## TASK GOAL:
Output the data word for word, dropping every image.

## DATA SHOWN:
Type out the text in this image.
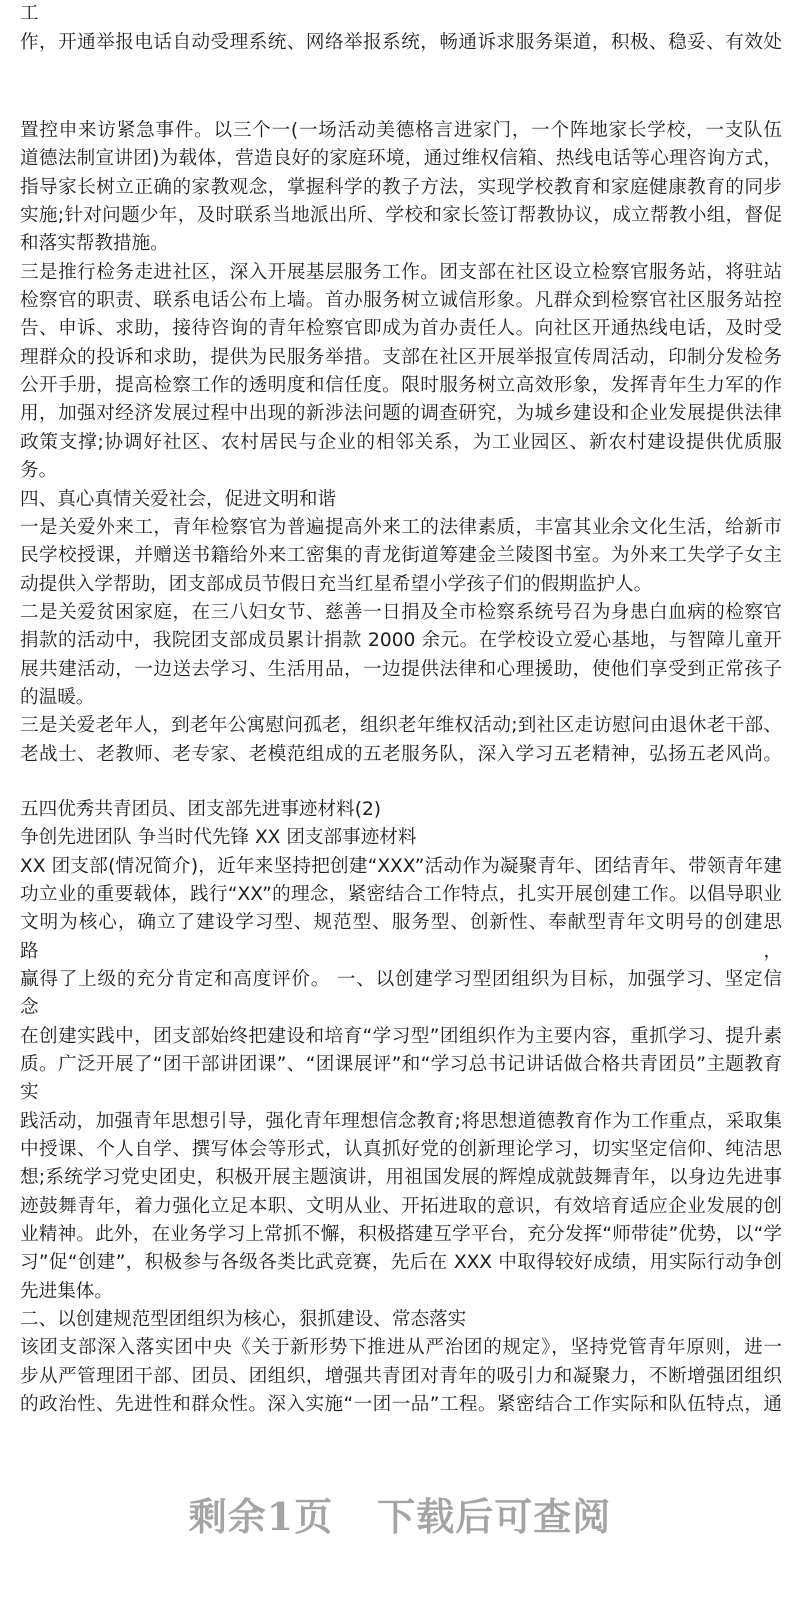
工
作，开通举报电话自动受理系统、网络举报系统，畅通诉求服务渠道，积极、稳妥、有效处
置控申来访紧急事件。以三个一(一场活动美德格言进家门，一个阵地家长学校，一支队伍
道德法制宣讲团)为载体，营造良好的家庭环境，通过维权信箱、热线电话等心理咨询方式，
指导家长树立正确的家教观念，掌握科学的教子方法，实现学校教育和家庭健康教育的同步
实施;针对问题少年，及时联系当地派出所、学校和家长签订帮教协议，成立帮教小组，督促
和落实帮教措施。
三是推行检务走进社区，深入开展基层服务工作。团支部在社区设立检察官服务站，将驻站
检察官的职责、联系电话公布上墙。首办服务树立诚信形象。凡群众到检察官社区服务站控
告、申诉、求助，接待咨询的青年检察官即成为首办责任人。向社区开通热线电话，及时受
理群众的投诉和求助，提供为民服务举措。支部在社区开展举报宣传周活动，印制分发检务
公开手册，提高检察工作的透明度和信任度。限时服务树立高效形象，发挥青年生力军的作
用，加强对经济发展过程中出现的新涉法问题的调查研究，为城乡建设和企业发展提供法律
政策支撑;协调好社区、农村居民与企业的相邻关系，为工业园区、新农村建设提供优质服
务。
四、真心真情关爱社会，促进文明和谐
一是关爱外来工，青年检察官为普遍提高外来工的法律素质，丰富其业余文化生活，给新市
民学校授课，并赠送书籍给外来工密集的青龙街道筹建金兰陵图书室。为外来工失学子女主
动提供入学帮助，团支部成员节假日充当红星希望小学孩子们的假期监护人。
二是关爱贫困家庭，在三八妇女节、慈善一日捐及全市检察系统号召为身患白血病的检察官
捐款的活动中，我院团支部成员累计捐款 2000 余元。在学校设立爱心基地，与智障儿童开
展共建活动，一边送去学习、生活用品，一边提供法律和心理援助，使他们享受到正常孩子
的温暖。
三是关爱老年人，到老年公寓慰问孤老，组织老年维权活动;到社区走访慰问由退休老干部、
老战士、老教师、老专家、老模范组成的五老服务队，深入学习五老精神，弘扬五老风尚。
五四优秀共青团员、团支部先进事迹材料(2)
争创先进团队 争当时代先锋 XX 团支部事迹材料
XX 团支部(情况简介)，近年来坚持把创建“XXX”活动作为凝聚青年、团结青年、带领青年建
功立业的重要载体，践行“XX”的理念，紧密结合工作特点，扎实开展创建工作。以倡导职业
文明为核心，确立了建设学习型、规范型、服务型、创新性、奉献型青年文明号的创建思路，
赢得了上级的充分肯定和高度评价。 一、以创建学习型团组织为目标，加强学习、坚定信
念
在创建实践中，团支部始终把建设和培育“学习型”团组织作为主要内容，重抓学习、提升素
质。广泛开展了“团干部讲团课”、“团课展评”和“学习总书记讲话做合格共青团员”主题教育实
践活动，加强青年思想引导，强化青年理想信念教育;将思想道德教育作为工作重点，采取集
中授课、个人自学、撰写体会等形式，认真抓好党的创新理论学习，切实坚定信仰、纯洁思
想;系统学习党史团史，积极开展主题演讲，用祖国发展的辉煌成就鼓舞青年，以身边先进事
迹鼓舞青年，着力强化立足本职、文明从业、开拓进取的意识，有效培育适应企业发展的创
业精神。此外，在业务学习上常抓不懈，积极搭建互学平台，充分发挥“师带徒”优势，以“学
习”促“创建”，积极参与各级各类比武竞赛，先后在 XXX 中取得较好成绩，用实际行动争创
先进集体。
二、以创建规范型团组织为核心，狠抓建设、常态落实
该团支部深入落实团中央《关于新形势下推进从严治团的规定》，坚持党管青年原则，进一
步从严管理团干部、团员、团组织，增强共青团对青年的吸引力和凝聚力，不断增强团组织
的政治性、先进性和群众性。深入实施“一团一品”工程。紧密结合工作实际和队伍特点，通
剩余1页 下载后可查阅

## ANSWER TO THE TASK:
Type out the text in this image.
工
作，开通举报电话自动受理系统、网络举报系统，畅通诉求服务渠道，积极、稳妥、有效处
置控申来访紧急事件。以三个一(一场活动美德格言进家门，一个阵地家长学校，一支队伍
道德法制宣讲团)为载体，营造良好的家庭环境，通过维权信箱、热线电话等心理咨询方式，
指导家长树立正确的家教观念，掌握科学的教子方法，实现学校教育和家庭健康教育的同步
实施;针对问题少年，及时联系当地派出所、学校和家长签订帮教协议，成立帮教小组，督促
和落实帮教措施。
三是推行检务走进社区，深入开展基层服务工作。团支部在社区设立检察官服务站，将驻站
检察官的职责、联系电话公布上墙。首办服务树立诚信形象。凡群众到检察官社区服务站控
告、申诉、求助，接待咨询的青年检察官即成为首办责任人。向社区开通热线电话，及时受
理群众的投诉和求助，提供为民服务举措。支部在社区开展举报宣传周活动，印制分发检务
公开手册，提高检察工作的透明度和信任度。限时服务树立高效形象，发挥青年生力军的作
用，加强对经济发展过程中出现的新涉法问题的调查研究，为城乡建设和企业发展提供法律
政策支撑;协调好社区、农村居民与企业的相邻关系，为工业园区、新农村建设提供优质服
务。
四、真心真情关爱社会，促进文明和谐
一是关爱外来工，青年检察官为普遍提高外来工的法律素质，丰富其业余文化生活，给新市
民学校授课，并赠送书籍给外来工密集的青龙街道筹建金兰陵图书室。为外来工失学子女主
动提供入学帮助，团支部成员节假日充当红星希望小学孩子们的假期监护人。
二是关爱贫困家庭，在三八妇女节、慈善一日捐及全市检察系统号召为身患白血病的检察官
捐款的活动中，我院团支部成员累计捐款 2000 余元。在学校设立爱心基地，与智障儿童开
展共建活动，一边送去学习、生活用品，一边提供法律和心理援助，使他们享受到正常孩子
的温暖。
三是关爱老年人，到老年公寓慰问孤老，组织老年维权活动;到社区走访慰问由退休老干部、
老战士、老教师、老专家、老模范组成的五老服务队，深入学习五老精神，弘扬五老风尚。
五四优秀共青团员、团支部先进事迹材料(2)
争创先进团队 争当时代先锋 XX 团支部事迹材料
XX 团支部(情况简介)，近年来坚持把创建“XXX”活动作为凝聚青年、团结青年、带领青年建
功立业的重要载体，践行“XX”的理念，紧密结合工作特点，扎实开展创建工作。以倡导职业
文明为核心，确立了建设学习型、规范型、服务型、创新性、奉献型青年文明号的创建思路，
赢得了上级的充分肯定和高度评价。 一、以创建学习型团组织为目标，加强学习、坚定信
念
在创建实践中，团支部始终把建设和培育“学习型”团组织作为主要内容，重抓学习、提升素
质。广泛开展了“团干部讲团课”、“团课展评”和“学习总书记讲话做合格共青团员”主题教育实
践活动，加强青年思想引导，强化青年理想信念教育;将思想道德教育作为工作重点，采取集
中授课、个人自学、撰写体会等形式，认真抓好党的创新理论学习，切实坚定信仰、纯洁思
想;系统学习党史团史，积极开展主题演讲，用祖国发展的辉煌成就鼓舞青年，以身边先进事
迹鼓舞青年，着力强化立足本职、文明从业、开拓进取的意识，有效培育适应企业发展的创
业精神。此外，在业务学习上常抓不懈，积极搭建互学平台，充分发挥“师带徒”优势，以“学
习”促“创建”，积极参与各级各类比武竞赛，先后在 XXX 中取得较好成绩，用实际行动争创
先进集体。
二、以创建规范型团组织为核心，狠抓建设、常态落实
该团支部深入落实团中央《关于新形势下推进从严治团的规定》，坚持党管青年原则，进一
步从严管理团干部、团员、团组织，增强共青团对青年的吸引力和凝聚力，不断增强团组织
的政治性、先进性和群众性。深入实施“一团一品”工程。紧密结合工作实际和队伍特点，通
剩余1页 下载后可查阅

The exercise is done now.